▸ **Required task**
Print out the material that follows word for word.

[Collected data]
-- BEGIN --

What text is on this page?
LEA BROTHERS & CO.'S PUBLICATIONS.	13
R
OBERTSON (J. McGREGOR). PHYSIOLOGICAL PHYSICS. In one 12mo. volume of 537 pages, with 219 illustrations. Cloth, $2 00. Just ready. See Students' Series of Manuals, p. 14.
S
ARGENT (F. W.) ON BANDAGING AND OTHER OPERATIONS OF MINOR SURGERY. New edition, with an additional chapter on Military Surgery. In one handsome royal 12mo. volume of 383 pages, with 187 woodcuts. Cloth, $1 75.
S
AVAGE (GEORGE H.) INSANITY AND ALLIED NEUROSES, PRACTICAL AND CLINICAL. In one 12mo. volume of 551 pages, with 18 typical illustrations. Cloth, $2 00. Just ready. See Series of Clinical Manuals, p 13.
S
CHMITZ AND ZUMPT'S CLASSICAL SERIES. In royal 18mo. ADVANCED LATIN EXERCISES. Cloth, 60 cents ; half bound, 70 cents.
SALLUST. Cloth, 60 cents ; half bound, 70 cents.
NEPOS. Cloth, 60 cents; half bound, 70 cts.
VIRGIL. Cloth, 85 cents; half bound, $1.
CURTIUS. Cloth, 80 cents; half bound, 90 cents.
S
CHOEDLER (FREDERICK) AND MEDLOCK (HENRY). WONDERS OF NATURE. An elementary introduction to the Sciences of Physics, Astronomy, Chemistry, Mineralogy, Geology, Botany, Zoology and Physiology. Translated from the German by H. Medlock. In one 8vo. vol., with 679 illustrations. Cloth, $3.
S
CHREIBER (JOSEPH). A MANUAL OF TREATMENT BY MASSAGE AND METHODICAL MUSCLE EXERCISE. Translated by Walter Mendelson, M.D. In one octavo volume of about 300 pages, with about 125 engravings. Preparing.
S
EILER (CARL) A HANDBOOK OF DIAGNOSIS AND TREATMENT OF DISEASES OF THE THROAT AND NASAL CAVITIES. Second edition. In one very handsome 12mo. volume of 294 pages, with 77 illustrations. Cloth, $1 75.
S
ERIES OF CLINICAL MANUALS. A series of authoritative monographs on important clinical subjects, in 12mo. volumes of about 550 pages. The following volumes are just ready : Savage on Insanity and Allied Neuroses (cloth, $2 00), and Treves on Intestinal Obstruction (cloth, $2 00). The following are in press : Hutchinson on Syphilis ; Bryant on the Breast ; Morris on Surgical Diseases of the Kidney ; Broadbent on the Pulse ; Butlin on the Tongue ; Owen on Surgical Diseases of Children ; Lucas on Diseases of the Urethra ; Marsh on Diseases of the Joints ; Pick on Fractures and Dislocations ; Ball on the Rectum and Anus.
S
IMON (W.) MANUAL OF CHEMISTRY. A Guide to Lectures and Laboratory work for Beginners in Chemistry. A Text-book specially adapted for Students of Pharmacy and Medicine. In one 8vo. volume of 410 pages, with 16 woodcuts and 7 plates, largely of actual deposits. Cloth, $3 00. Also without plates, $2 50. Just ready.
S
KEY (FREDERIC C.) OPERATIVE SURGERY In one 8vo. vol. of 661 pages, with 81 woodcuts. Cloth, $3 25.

-- END --

▸ **Solution**
What text is on this page?
LEA BROTHERS & CO.'S PUBLICATIONS.	13
R
OBERTSON (J. McGREGOR). PHYSIOLOGICAL PHYSICS. In one 12mo. volume of 537 pages, with 219 illustrations. Cloth, $2 00. Just ready. See Students' Series of Manuals, p. 14.
S
ARGENT (F. W.) ON BANDAGING AND OTHER OPERATIONS OF MINOR SURGERY. New edition, with an additional chapter on Military Surgery. In one handsome royal 12mo. volume of 383 pages, with 187 woodcuts. Cloth, $1 75.
S
AVAGE (GEORGE H.) INSANITY AND ALLIED NEUROSES, PRACTICAL AND CLINICAL. In one 12mo. volume of 551 pages, with 18 typical illustrations. Cloth, $2 00. Just ready. See Series of Clinical Manuals, p 13.
S
CHMITZ AND ZUMPT'S CLASSICAL SERIES. In royal 18mo. ADVANCED LATIN EXERCISES. Cloth, 60 cents ; half bound, 70 cents.
SALLUST. Cloth, 60 cents ; half bound, 70 cents.
NEPOS. Cloth, 60 cents; half bound, 70 cts.
VIRGIL. Cloth, 85 cents; half bound, $1.
CURTIUS. Cloth, 80 cents; half bound, 90 cents.
S
CHOEDLER (FREDERICK) AND MEDLOCK (HENRY). WONDERS OF NATURE. An elementary introduction to the Sciences of Physics, Astronomy, Chemistry, Mineralogy, Geology, Botany, Zoology and Physiology. Translated from the German by H. Medlock. In one 8vo. vol., with 679 illustrations. Cloth, $3.
S
CHREIBER (JOSEPH). A MANUAL OF TREATMENT BY MASSAGE AND METHODICAL MUSCLE EXERCISE. Translated by Walter Mendelson, M.D. In one octavo volume of about 300 pages, with about 125 engravings. Preparing.
S
EILER (CARL) A HANDBOOK OF DIAGNOSIS AND TREATMENT OF DISEASES OF THE THROAT AND NASAL CAVITIES. Second edition. In one very handsome 12mo. volume of 294 pages, with 77 illustrations. Cloth, $1 75.
S
ERIES OF CLINICAL MANUALS. A series of authoritative monographs on important clinical subjects, in 12mo. volumes of about 550 pages. The following volumes are just ready : Savage on Insanity and Allied Neuroses (cloth, $2 00), and Treves on Intestinal Obstruction (cloth, $2 00). The following are in press : Hutchinson on Syphilis ; Bryant on the Breast ; Morris on Surgical Diseases of the Kidney ; Broadbent on the Pulse ; Butlin on the Tongue ; Owen on Surgical Diseases of Children ; Lucas on Diseases of the Urethra ; Marsh on Diseases of the Joints ; Pick on Fractures and Dislocations ; Ball on the Rectum and Anus.
S
IMON (W.) MANUAL OF CHEMISTRY. A Guide to Lectures and Laboratory work for Beginners in Chemistry. A Text-book specially adapted for Students of Pharmacy and Medicine. In one 8vo. volume of 410 pages, with 16 woodcuts and 7 plates, largely of actual deposits. Cloth, $3 00. Also without plates, $2 50. Just ready.
S
KEY (FREDERIC C.) OPERATIVE SURGERY In one 8vo. vol. of 661 pages, with 81 woodcuts. Cloth, $3 25.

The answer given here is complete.